(Records from a collection of figures)
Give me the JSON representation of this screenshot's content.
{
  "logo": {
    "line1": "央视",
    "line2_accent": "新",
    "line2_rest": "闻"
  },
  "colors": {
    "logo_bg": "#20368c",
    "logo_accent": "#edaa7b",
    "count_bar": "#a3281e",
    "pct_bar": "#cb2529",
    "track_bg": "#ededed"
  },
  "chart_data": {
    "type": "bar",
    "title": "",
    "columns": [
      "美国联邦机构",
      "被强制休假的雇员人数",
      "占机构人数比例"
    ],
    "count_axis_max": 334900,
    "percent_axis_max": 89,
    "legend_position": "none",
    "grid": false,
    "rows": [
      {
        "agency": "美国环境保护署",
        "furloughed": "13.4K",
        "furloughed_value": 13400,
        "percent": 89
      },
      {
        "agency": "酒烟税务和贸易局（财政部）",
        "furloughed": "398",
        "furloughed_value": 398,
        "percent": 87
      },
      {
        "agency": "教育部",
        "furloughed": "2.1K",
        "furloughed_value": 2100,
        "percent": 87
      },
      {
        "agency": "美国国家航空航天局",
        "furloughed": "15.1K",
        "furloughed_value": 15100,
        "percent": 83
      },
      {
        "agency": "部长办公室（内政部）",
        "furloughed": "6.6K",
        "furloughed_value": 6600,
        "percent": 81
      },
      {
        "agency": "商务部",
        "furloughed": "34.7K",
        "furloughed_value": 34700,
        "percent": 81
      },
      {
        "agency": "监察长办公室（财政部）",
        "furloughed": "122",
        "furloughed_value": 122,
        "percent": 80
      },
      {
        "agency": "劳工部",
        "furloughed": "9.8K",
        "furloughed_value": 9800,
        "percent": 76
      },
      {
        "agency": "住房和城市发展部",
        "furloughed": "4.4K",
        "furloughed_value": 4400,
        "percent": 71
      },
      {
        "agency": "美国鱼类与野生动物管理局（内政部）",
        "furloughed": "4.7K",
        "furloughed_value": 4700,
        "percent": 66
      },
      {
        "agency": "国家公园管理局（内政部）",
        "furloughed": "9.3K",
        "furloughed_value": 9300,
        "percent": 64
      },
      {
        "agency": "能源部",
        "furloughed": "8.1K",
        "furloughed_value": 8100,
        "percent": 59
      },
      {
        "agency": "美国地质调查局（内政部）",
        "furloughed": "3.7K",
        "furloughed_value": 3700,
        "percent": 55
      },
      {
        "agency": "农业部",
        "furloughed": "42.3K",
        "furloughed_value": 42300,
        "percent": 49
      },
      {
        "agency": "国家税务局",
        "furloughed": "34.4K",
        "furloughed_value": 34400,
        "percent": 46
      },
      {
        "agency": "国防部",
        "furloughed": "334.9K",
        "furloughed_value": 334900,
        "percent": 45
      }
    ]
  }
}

-- WHAT YOU HAVE TO DO --
Recite the full listing above exactly.

-- THE RESPONSE --
Give me the JSON representation of this screenshot's content.
{
  "logo": {
    "line1": "央视",
    "line2_accent": "新",
    "line2_rest": "闻"
  },
  "colors": {
    "logo_bg": "#20368c",
    "logo_accent": "#edaa7b",
    "count_bar": "#a3281e",
    "pct_bar": "#cb2529",
    "track_bg": "#ededed"
  },
  "chart_data": {
    "type": "bar",
    "title": "",
    "columns": [
      "美国联邦机构",
      "被强制休假的雇员人数",
      "占机构人数比例"
    ],
    "count_axis_max": 334900,
    "percent_axis_max": 89,
    "legend_position": "none",
    "grid": false,
    "rows": [
      {
        "agency": "美国环境保护署",
        "furloughed": "13.4K",
        "furloughed_value": 13400,
        "percent": 89
      },
      {
        "agency": "酒烟税务和贸易局（财政部）",
        "furloughed": "398",
        "furloughed_value": 398,
        "percent": 87
      },
      {
        "agency": "教育部",
        "furloughed": "2.1K",
        "furloughed_value": 2100,
        "percent": 87
      },
      {
        "agency": "美国国家航空航天局",
        "furloughed": "15.1K",
        "furloughed_value": 15100,
        "percent": 83
      },
      {
        "agency": "部长办公室（内政部）",
        "furloughed": "6.6K",
        "furloughed_value": 6600,
        "percent": 81
      },
      {
        "agency": "商务部",
        "furloughed": "34.7K",
        "furloughed_value": 34700,
        "percent": 81
      },
      {
        "agency": "监察长办公室（财政部）",
        "furloughed": "122",
        "furloughed_value": 122,
        "percent": 80
      },
      {
        "agency": "劳工部",
        "furloughed": "9.8K",
        "furloughed_value": 9800,
        "percent": 76
      },
      {
        "agency": "住房和城市发展部",
        "furloughed": "4.4K",
        "furloughed_value": 4400,
        "percent": 71
      },
      {
        "agency": "美国鱼类与野生动物管理局（内政部）",
        "furloughed": "4.7K",
        "furloughed_value": 4700,
        "percent": 66
      },
      {
        "agency": "国家公园管理局（内政部）",
        "furloughed": "9.3K",
        "furloughed_value": 9300,
        "percent": 64
      },
      {
        "agency": "能源部",
        "furloughed": "8.1K",
        "furloughed_value": 8100,
        "percent": 59
      },
      {
        "agency": "美国地质调查局（内政部）",
        "furloughed": "3.7K",
        "furloughed_value": 3700,
        "percent": 55
      },
      {
        "agency": "农业部",
        "furloughed": "42.3K",
        "furloughed_value": 42300,
        "percent": 49
      },
      {
        "agency": "国家税务局",
        "furloughed": "34.4K",
        "furloughed_value": 34400,
        "percent": 46
      },
      {
        "agency": "国防部",
        "furloughed": "334.9K",
        "furloughed_value": 334900,
        "percent": 45
      }
    ]
  }
}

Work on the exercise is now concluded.